- _GIVEN TASK_:
Extract every entry word for word.

- _EXERCISE MATERIAL_:
═══
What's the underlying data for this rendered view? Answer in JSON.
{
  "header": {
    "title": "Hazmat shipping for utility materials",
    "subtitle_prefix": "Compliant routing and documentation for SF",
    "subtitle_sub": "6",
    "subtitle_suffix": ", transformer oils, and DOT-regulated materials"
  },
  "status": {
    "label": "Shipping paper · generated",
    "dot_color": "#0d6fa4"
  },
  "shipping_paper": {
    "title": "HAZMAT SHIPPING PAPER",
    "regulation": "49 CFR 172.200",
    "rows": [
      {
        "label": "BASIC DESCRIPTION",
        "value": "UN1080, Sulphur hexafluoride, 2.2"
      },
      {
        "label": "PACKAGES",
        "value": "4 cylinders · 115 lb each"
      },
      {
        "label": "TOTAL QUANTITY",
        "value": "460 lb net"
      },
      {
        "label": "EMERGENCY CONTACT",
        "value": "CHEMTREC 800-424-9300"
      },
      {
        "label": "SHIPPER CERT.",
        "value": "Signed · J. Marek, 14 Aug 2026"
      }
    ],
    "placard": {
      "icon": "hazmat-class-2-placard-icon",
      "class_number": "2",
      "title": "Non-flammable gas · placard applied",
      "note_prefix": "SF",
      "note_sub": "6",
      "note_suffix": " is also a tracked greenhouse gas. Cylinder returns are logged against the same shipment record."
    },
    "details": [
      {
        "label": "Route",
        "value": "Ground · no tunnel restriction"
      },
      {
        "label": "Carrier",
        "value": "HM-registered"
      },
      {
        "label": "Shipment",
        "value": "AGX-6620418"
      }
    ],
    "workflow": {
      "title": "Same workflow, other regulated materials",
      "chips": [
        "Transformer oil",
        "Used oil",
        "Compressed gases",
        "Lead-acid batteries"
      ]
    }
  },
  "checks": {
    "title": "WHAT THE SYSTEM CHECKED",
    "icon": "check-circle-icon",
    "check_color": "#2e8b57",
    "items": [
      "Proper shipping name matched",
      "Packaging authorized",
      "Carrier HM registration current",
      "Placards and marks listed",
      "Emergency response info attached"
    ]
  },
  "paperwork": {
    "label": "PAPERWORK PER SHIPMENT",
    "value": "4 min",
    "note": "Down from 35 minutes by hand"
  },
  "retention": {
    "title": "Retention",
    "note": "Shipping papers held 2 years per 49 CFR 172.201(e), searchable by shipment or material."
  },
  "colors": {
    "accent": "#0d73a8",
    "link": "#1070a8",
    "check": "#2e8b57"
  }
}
═══
- _EXERCISE ANSWER_:
What's the underlying data for this rendered view? Answer in JSON.
{
  "header": {
    "title": "Hazmat shipping for utility materials",
    "subtitle_prefix": "Compliant routing and documentation for SF",
    "subtitle_sub": "6",
    "subtitle_suffix": ", transformer oils, and DOT-regulated materials"
  },
  "status": {
    "label": "Shipping paper · generated",
    "dot_color": "#0d6fa4"
  },
  "shipping_paper": {
    "title": "HAZMAT SHIPPING PAPER",
    "regulation": "49 CFR 172.200",
    "rows": [
      {
        "label": "BASIC DESCRIPTION",
        "value": "UN1080, Sulphur hexafluoride, 2.2"
      },
      {
        "label": "PACKAGES",
        "value": "4 cylinders · 115 lb each"
      },
      {
        "label": "TOTAL QUANTITY",
        "value": "460 lb net"
      },
      {
        "label": "EMERGENCY CONTACT",
        "value": "CHEMTREC 800-424-9300"
      },
      {
        "label": "SHIPPER CERT.",
        "value": "Signed · J. Marek, 14 Aug 2026"
      }
    ],
    "placard": {
      "icon": "hazmat-class-2-placard-icon",
      "class_number": "2",
      "title": "Non-flammable gas · placard applied",
      "note_prefix": "SF",
      "note_sub": "6",
      "note_suffix": " is also a tracked greenhouse gas. Cylinder returns are logged against the same shipment record."
    },
    "details": [
      {
        "label": "Route",
        "value": "Ground · no tunnel restriction"
      },
      {
        "label": "Carrier",
        "value": "HM-registered"
      },
      {
        "label": "Shipment",
        "value": "AGX-6620418"
      }
    ],
    "workflow": {
      "title": "Same workflow, other regulated materials",
      "chips": [
        "Transformer oil",
        "Used oil",
        "Compressed gases",
        "Lead-acid batteries"
      ]
    }
  },
  "checks": {
    "title": "WHAT THE SYSTEM CHECKED",
    "icon": "check-circle-icon",
    "check_color": "#2e8b57",
    "items": [
      "Proper shipping name matched",
      "Packaging authorized",
      "Carrier HM registration current",
      "Placards and marks listed",
      "Emergency response info attached"
    ]
  },
  "paperwork": {
    "label": "PAPERWORK PER SHIPMENT",
    "value": "4 min",
    "note": "Down from 35 minutes by hand"
  },
  "retention": {
    "title": "Retention",
    "note": "Shipping papers held 2 years per 49 CFR 172.201(e), searchable by shipment or material."
  },
  "colors": {
    "accent": "#0d73a8",
    "link": "#1070a8",
    "check": "#2e8b57"
  }
}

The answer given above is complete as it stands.